- [Exercise directions] Only lines with the word "Генеральный" are needed; collect each of them from the listing below.

- [Source material]
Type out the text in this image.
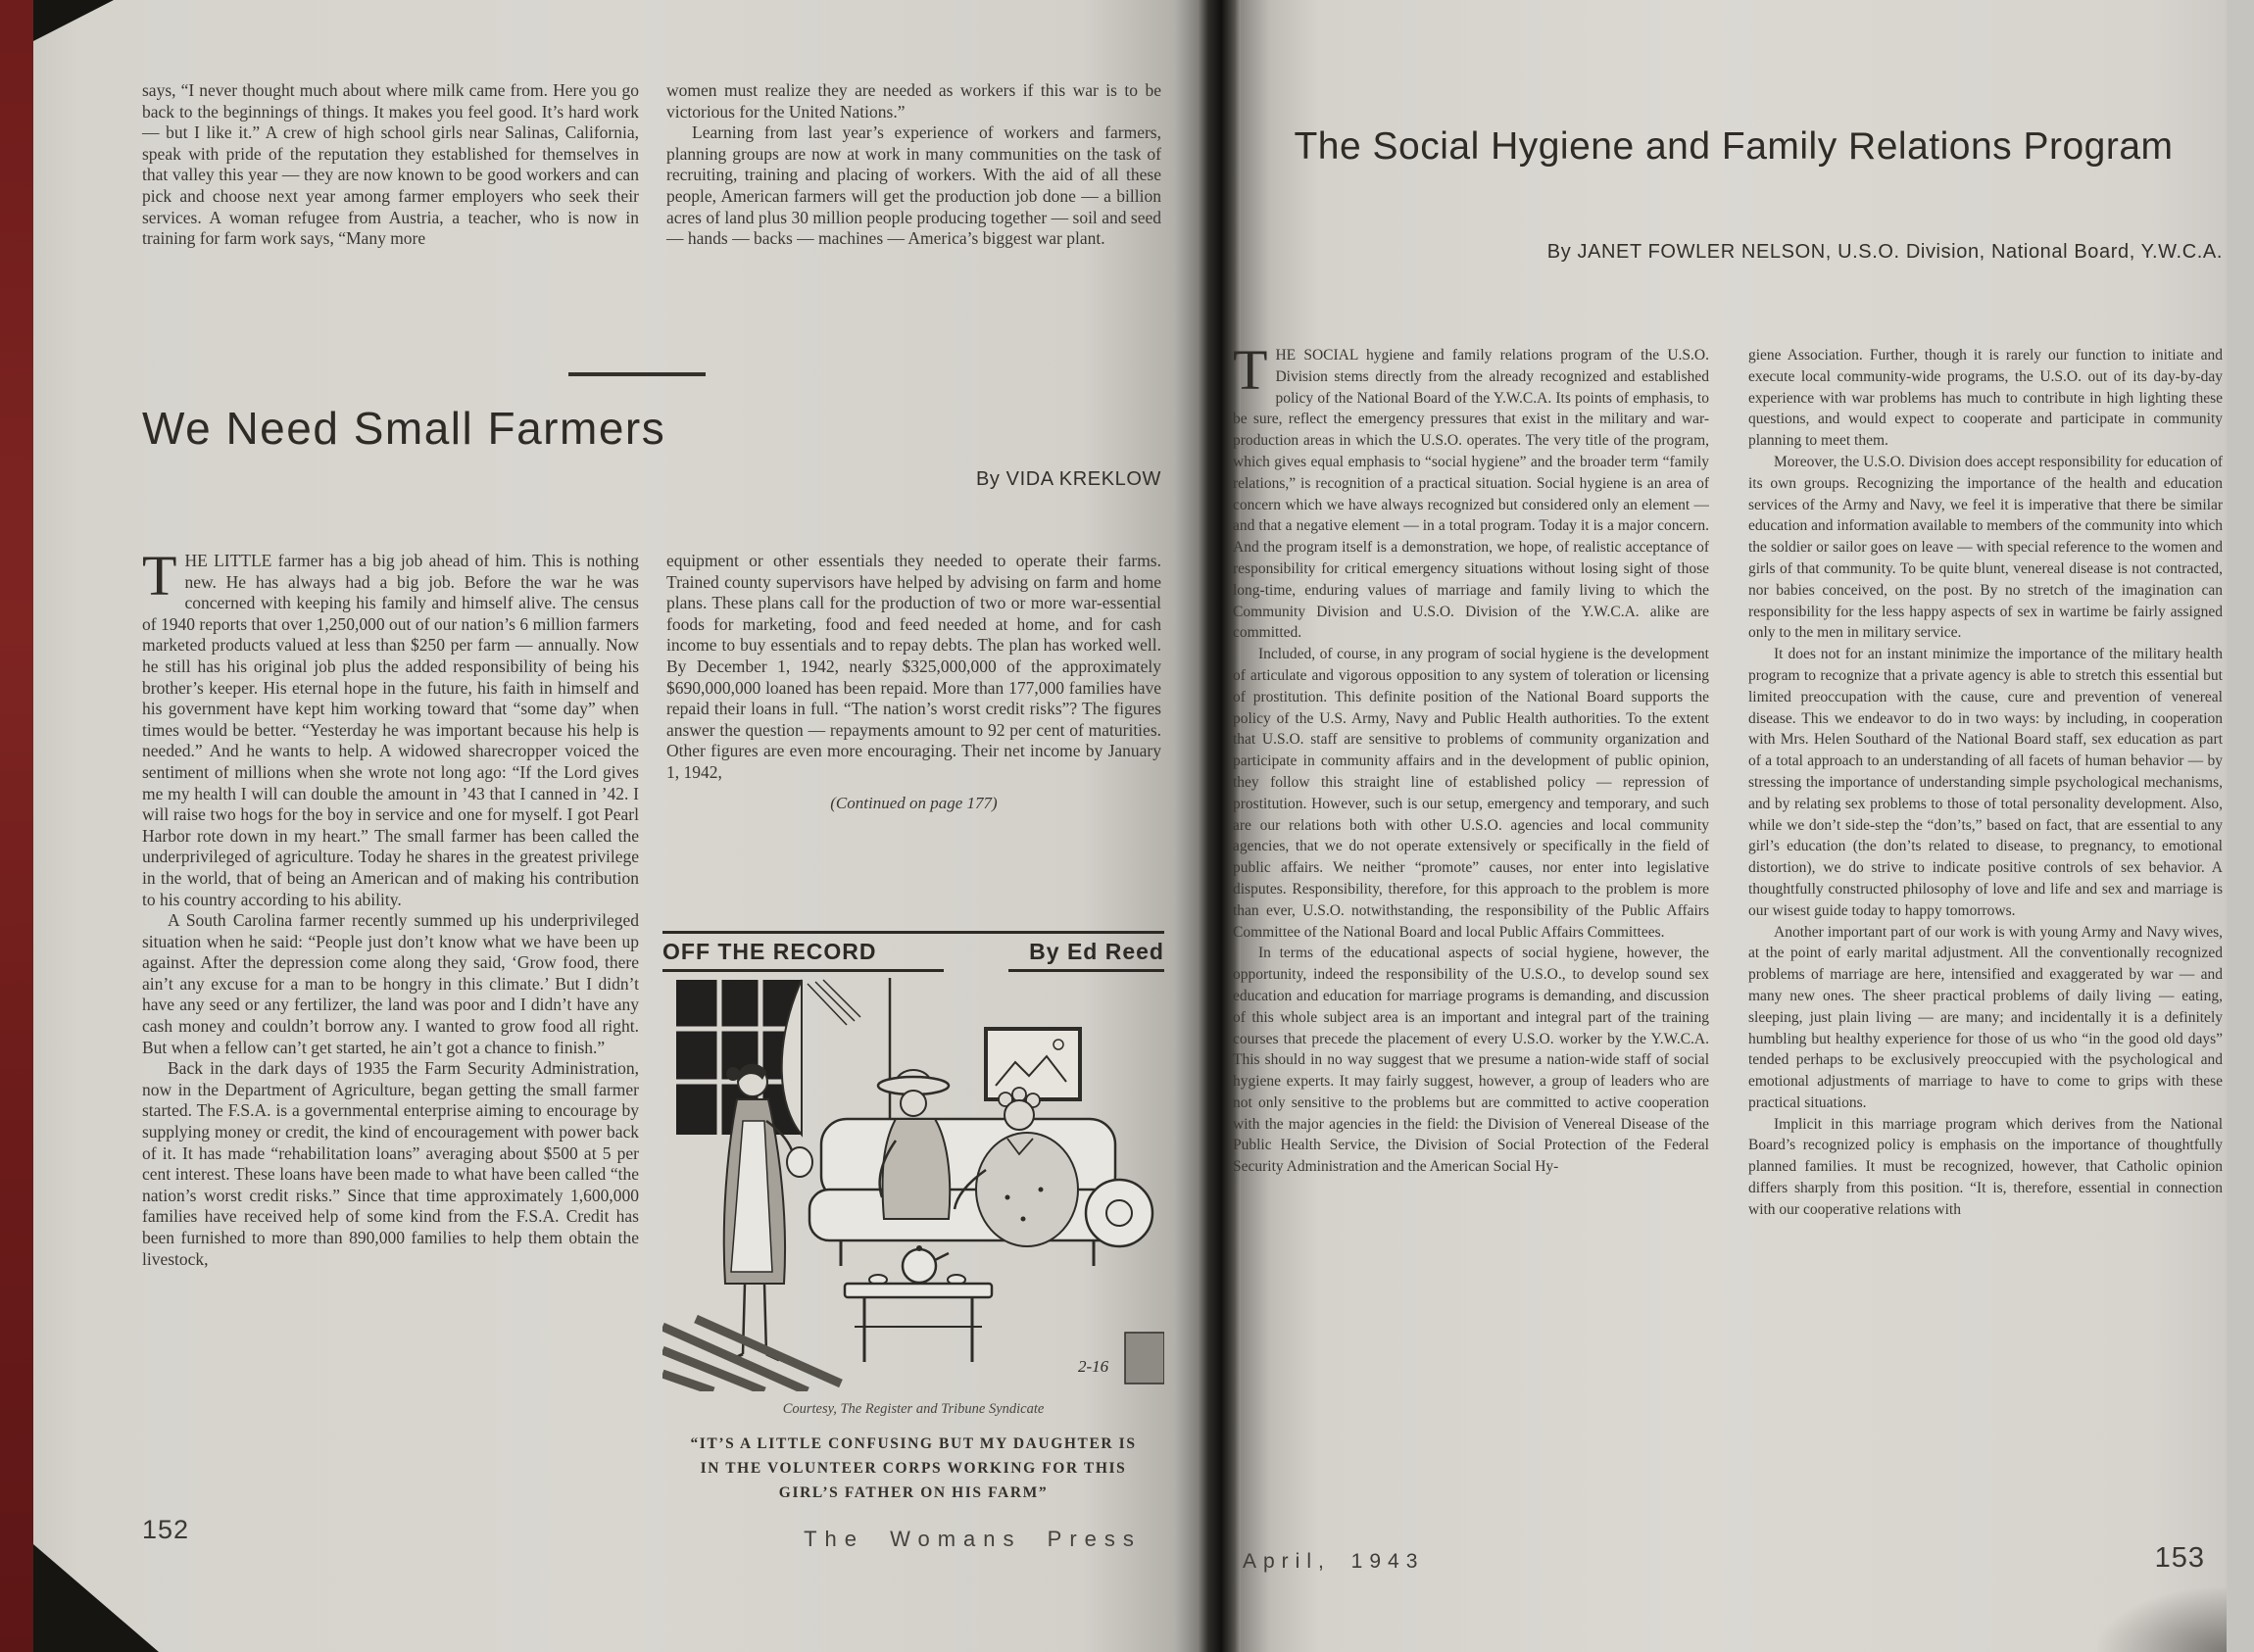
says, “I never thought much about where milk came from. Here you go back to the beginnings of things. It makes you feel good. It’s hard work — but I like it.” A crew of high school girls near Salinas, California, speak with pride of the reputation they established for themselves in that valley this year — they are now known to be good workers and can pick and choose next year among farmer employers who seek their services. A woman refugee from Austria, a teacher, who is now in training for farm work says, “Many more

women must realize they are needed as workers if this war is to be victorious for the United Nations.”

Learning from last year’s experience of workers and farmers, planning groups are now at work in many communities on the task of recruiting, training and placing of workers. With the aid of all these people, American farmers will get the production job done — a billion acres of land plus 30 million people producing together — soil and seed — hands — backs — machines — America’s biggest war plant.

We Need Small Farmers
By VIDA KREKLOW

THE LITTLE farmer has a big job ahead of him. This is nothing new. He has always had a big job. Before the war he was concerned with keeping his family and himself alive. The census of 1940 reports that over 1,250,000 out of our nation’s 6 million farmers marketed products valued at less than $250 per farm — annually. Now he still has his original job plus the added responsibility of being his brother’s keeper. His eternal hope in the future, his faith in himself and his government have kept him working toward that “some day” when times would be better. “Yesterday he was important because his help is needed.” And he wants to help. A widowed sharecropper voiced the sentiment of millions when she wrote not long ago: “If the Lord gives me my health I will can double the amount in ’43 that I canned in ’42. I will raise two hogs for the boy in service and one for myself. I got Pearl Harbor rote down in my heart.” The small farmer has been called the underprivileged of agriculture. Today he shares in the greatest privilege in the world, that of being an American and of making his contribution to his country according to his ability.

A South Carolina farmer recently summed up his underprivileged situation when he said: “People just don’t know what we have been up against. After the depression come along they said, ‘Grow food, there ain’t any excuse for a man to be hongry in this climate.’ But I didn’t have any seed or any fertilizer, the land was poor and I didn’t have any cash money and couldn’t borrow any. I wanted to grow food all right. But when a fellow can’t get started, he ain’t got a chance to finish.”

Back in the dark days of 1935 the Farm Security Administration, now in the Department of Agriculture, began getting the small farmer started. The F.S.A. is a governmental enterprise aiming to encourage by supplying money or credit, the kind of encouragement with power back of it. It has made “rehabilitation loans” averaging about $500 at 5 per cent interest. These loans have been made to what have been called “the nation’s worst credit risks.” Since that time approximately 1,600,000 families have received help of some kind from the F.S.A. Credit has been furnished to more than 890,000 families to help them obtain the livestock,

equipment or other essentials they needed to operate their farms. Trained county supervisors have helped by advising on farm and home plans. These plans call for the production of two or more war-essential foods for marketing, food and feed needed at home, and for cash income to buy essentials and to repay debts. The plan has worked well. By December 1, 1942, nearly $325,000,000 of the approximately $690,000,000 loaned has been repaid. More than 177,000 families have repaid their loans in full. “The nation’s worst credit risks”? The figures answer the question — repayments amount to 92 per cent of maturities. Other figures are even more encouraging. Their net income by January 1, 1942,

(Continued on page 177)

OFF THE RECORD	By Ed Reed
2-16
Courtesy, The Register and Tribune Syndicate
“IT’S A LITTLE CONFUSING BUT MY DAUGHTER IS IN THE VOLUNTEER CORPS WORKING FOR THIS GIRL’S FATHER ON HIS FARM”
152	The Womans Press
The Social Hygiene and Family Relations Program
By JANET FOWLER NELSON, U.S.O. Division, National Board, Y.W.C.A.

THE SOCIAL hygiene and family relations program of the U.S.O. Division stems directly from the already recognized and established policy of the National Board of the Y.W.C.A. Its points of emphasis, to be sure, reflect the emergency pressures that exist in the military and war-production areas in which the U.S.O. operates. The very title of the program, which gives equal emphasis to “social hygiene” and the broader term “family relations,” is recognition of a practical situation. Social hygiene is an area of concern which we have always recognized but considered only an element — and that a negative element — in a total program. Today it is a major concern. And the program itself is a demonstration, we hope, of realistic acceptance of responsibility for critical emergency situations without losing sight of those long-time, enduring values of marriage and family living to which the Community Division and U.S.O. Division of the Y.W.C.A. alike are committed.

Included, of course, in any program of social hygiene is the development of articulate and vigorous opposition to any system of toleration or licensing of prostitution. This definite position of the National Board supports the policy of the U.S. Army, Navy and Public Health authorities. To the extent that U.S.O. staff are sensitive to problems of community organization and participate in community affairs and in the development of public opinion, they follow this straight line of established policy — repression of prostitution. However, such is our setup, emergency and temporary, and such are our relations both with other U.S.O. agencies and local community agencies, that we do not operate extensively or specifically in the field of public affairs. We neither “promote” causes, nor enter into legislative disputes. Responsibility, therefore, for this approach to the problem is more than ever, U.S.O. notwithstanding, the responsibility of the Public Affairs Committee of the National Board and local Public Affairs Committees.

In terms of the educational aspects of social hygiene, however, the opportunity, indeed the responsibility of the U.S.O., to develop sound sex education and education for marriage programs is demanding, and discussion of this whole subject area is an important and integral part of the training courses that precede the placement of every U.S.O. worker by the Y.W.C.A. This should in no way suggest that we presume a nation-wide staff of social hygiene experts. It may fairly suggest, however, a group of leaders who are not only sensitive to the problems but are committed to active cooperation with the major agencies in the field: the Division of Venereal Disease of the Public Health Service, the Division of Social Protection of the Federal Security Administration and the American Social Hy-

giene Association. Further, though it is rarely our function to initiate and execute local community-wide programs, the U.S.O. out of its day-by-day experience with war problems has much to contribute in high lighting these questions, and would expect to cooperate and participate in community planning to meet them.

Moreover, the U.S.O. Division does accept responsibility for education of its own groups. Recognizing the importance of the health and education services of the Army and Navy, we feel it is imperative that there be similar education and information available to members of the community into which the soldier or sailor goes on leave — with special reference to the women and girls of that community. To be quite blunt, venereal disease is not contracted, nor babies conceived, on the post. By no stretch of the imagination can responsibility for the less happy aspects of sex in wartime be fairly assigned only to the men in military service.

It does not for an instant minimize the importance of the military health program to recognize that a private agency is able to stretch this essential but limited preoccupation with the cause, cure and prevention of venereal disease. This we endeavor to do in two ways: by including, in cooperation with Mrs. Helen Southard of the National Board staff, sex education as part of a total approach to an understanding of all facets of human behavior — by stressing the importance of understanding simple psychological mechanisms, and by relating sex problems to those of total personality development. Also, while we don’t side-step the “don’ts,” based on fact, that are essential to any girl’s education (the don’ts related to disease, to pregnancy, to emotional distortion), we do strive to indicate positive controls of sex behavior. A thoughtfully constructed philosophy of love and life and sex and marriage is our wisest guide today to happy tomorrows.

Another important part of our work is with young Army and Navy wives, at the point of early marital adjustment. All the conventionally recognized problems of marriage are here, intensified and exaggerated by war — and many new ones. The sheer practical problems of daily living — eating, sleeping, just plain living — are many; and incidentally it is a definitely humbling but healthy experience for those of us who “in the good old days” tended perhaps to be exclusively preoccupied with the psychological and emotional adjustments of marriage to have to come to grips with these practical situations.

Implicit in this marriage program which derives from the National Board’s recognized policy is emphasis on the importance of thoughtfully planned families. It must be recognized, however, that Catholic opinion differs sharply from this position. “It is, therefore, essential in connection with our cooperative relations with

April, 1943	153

==

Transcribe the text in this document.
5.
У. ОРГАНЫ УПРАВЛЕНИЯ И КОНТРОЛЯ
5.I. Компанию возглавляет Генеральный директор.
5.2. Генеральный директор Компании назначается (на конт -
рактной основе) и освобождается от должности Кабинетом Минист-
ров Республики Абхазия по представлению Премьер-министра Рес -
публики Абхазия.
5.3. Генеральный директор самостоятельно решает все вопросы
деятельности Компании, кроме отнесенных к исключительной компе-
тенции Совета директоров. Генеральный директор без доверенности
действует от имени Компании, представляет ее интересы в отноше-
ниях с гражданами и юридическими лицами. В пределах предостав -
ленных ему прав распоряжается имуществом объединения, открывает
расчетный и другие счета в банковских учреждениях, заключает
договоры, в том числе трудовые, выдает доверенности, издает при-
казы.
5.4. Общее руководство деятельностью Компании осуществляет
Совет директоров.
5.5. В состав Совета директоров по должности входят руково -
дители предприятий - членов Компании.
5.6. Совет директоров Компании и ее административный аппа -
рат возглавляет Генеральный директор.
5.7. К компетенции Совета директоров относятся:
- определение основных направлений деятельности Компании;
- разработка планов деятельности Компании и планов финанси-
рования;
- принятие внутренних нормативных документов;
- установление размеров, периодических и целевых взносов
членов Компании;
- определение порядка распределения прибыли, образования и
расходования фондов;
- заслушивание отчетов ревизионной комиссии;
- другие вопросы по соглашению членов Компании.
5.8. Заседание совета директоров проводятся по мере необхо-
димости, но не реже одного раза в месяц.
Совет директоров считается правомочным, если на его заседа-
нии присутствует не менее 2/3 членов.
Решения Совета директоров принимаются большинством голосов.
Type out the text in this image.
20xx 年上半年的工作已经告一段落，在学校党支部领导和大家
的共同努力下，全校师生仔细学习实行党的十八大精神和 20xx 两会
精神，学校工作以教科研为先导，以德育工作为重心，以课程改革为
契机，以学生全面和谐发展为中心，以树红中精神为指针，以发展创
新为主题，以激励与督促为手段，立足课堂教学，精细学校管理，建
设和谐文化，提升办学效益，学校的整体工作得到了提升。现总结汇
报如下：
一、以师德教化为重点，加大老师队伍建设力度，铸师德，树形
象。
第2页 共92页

...

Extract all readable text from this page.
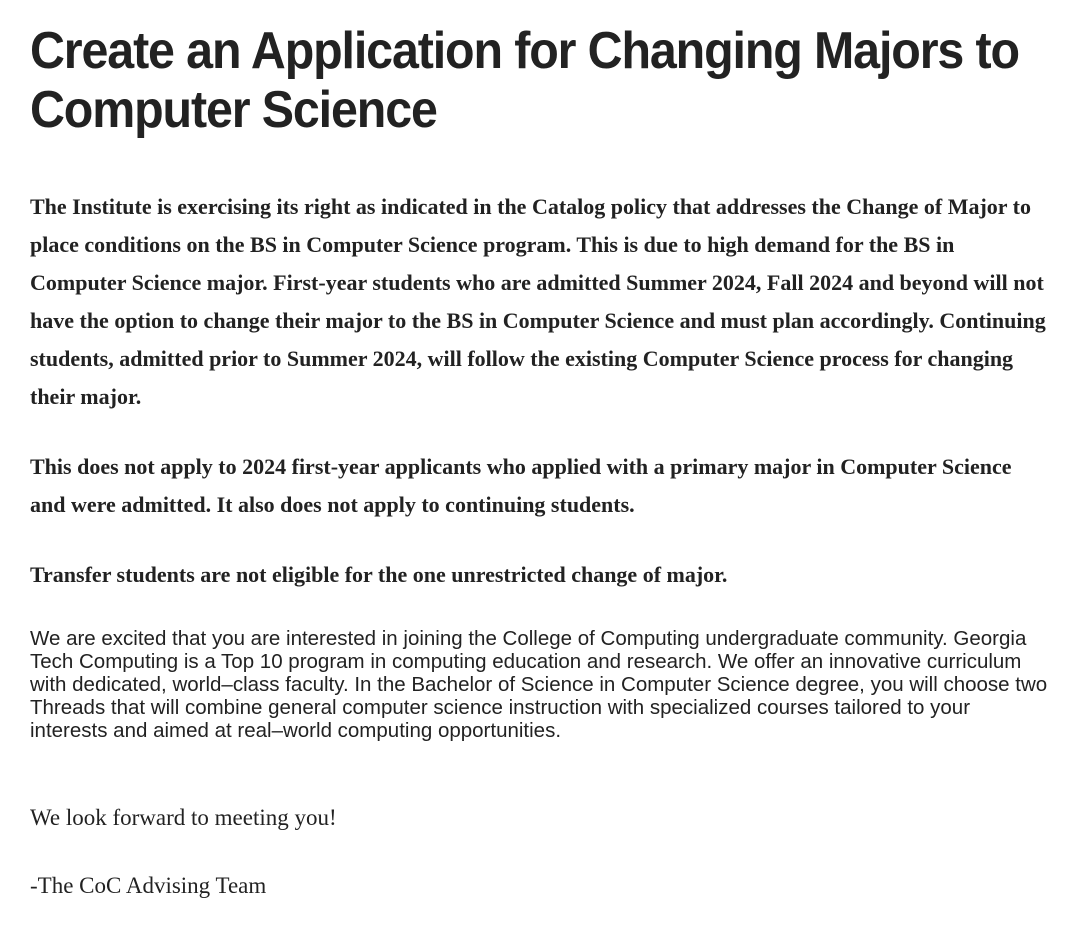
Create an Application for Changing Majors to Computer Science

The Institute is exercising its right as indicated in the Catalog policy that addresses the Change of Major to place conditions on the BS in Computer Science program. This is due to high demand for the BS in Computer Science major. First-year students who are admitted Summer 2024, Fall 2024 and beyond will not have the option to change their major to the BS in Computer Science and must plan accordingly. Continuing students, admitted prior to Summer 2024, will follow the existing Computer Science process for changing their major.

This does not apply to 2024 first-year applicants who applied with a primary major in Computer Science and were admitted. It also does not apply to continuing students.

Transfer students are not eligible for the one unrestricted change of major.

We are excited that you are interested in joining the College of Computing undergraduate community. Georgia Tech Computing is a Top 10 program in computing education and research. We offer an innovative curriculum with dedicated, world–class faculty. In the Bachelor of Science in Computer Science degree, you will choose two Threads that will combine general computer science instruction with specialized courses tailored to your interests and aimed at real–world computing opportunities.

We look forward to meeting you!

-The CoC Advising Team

- [Solution below]
5.I. Компанию возглавляет Генеральный директор.
5.2. Генеральный директор Компании назначается (на конт -
5.3. Генеральный директор самостоятельно решает все вопросы
тенции Совета директоров. Генеральный директор без доверенности
рат возглавляет Генеральный директор.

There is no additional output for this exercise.